WHAT THIS TASK INVOLVES: Write the records out again, precisely as they stand.

INFORMATION PROVIDED:
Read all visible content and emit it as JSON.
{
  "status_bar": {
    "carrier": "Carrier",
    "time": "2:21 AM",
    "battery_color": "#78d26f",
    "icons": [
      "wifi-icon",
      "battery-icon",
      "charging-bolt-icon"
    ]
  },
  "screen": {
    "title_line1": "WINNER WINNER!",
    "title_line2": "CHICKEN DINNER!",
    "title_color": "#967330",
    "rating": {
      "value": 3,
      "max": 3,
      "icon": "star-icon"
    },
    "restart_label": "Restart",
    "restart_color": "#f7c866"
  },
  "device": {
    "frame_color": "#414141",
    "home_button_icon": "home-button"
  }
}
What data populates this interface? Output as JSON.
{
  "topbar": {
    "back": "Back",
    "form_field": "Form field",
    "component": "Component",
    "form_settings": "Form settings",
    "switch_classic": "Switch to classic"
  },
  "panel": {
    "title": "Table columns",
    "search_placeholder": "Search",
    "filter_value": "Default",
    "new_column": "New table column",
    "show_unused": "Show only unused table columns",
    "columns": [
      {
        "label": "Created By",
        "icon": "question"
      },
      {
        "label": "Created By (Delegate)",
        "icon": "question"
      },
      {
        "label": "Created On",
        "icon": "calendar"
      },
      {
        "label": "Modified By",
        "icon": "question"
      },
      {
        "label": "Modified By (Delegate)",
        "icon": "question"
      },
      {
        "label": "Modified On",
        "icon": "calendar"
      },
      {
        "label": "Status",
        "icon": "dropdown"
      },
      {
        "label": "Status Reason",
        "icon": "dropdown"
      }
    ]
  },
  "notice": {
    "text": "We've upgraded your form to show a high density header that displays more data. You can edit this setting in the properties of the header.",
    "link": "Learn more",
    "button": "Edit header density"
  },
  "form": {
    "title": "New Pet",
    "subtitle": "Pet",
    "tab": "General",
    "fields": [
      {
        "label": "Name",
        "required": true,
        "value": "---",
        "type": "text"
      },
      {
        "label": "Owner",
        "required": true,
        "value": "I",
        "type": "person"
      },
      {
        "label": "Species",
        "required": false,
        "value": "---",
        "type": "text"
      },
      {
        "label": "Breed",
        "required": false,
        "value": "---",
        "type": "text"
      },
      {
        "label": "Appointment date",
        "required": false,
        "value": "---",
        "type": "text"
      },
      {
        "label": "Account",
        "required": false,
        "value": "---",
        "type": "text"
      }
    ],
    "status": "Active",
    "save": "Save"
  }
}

ANSWER IN FULL:
Read all visible content and emit it as JSON.
{
  "status_bar": {
    "carrier": "Carrier",
    "time": "2:21 AM",
    "battery_color": "#78d26f",
    "icons": [
      "wifi-icon",
      "battery-icon",
      "charging-bolt-icon"
    ]
  },
  "screen": {
    "title_line1": "WINNER WINNER!",
    "title_line2": "CHICKEN DINNER!",
    "title_color": "#967330",
    "rating": {
      "value": 3,
      "max": 3,
      "icon": "star-icon"
    },
    "restart_label": "Restart",
    "restart_color": "#f7c866"
  },
  "device": {
    "frame_color": "#414141",
    "home_button_icon": "home-button"
  }
}
What data populates this interface? Output as JSON.
{
  "topbar": {
    "back": "Back",
    "form_field": "Form field",
    "component": "Component",
    "form_settings": "Form settings",
    "switch_classic": "Switch to classic"
  },
  "panel": {
    "title": "Table columns",
    "search_placeholder": "Search",
    "filter_value": "Default",
    "new_column": "New table column",
    "show_unused": "Show only unused table columns",
    "columns": [
      {
        "label": "Created By",
        "icon": "question"
      },
      {
        "label": "Created By (Delegate)",
        "icon": "question"
      },
      {
        "label": "Created On",
        "icon": "calendar"
      },
      {
        "label": "Modified By",
        "icon": "question"
      },
      {
        "label": "Modified By (Delegate)",
        "icon": "question"
      },
      {
        "label": "Modified On",
        "icon": "calendar"
      },
      {
        "label": "Status",
        "icon": "dropdown"
      },
      {
        "label": "Status Reason",
        "icon": "dropdown"
      }
    ]
  },
  "notice": {
    "text": "We've upgraded your form to show a high density header that displays more data. You can edit this setting in the properties of the header.",
    "link": "Learn more",
    "button": "Edit header density"
  },
  "form": {
    "title": "New Pet",
    "subtitle": "Pet",
    "tab": "General",
    "fields": [
      {
        "label": "Name",
        "required": true,
        "value": "---",
        "type": "text"
      },
      {
        "label": "Owner",
        "required": true,
        "value": "I",
        "type": "person"
      },
      {
        "label": "Species",
        "required": false,
        "value": "---",
        "type": "text"
      },
      {
        "label": "Breed",
        "required": false,
        "value": "---",
        "type": "text"
      },
      {
        "label": "Appointment date",
        "required": false,
        "value": "---",
        "type": "text"
      },
      {
        "label": "Account",
        "required": false,
        "value": "---",
        "type": "text"
      }
    ],
    "status": "Active",
    "save": "Save"
  }
}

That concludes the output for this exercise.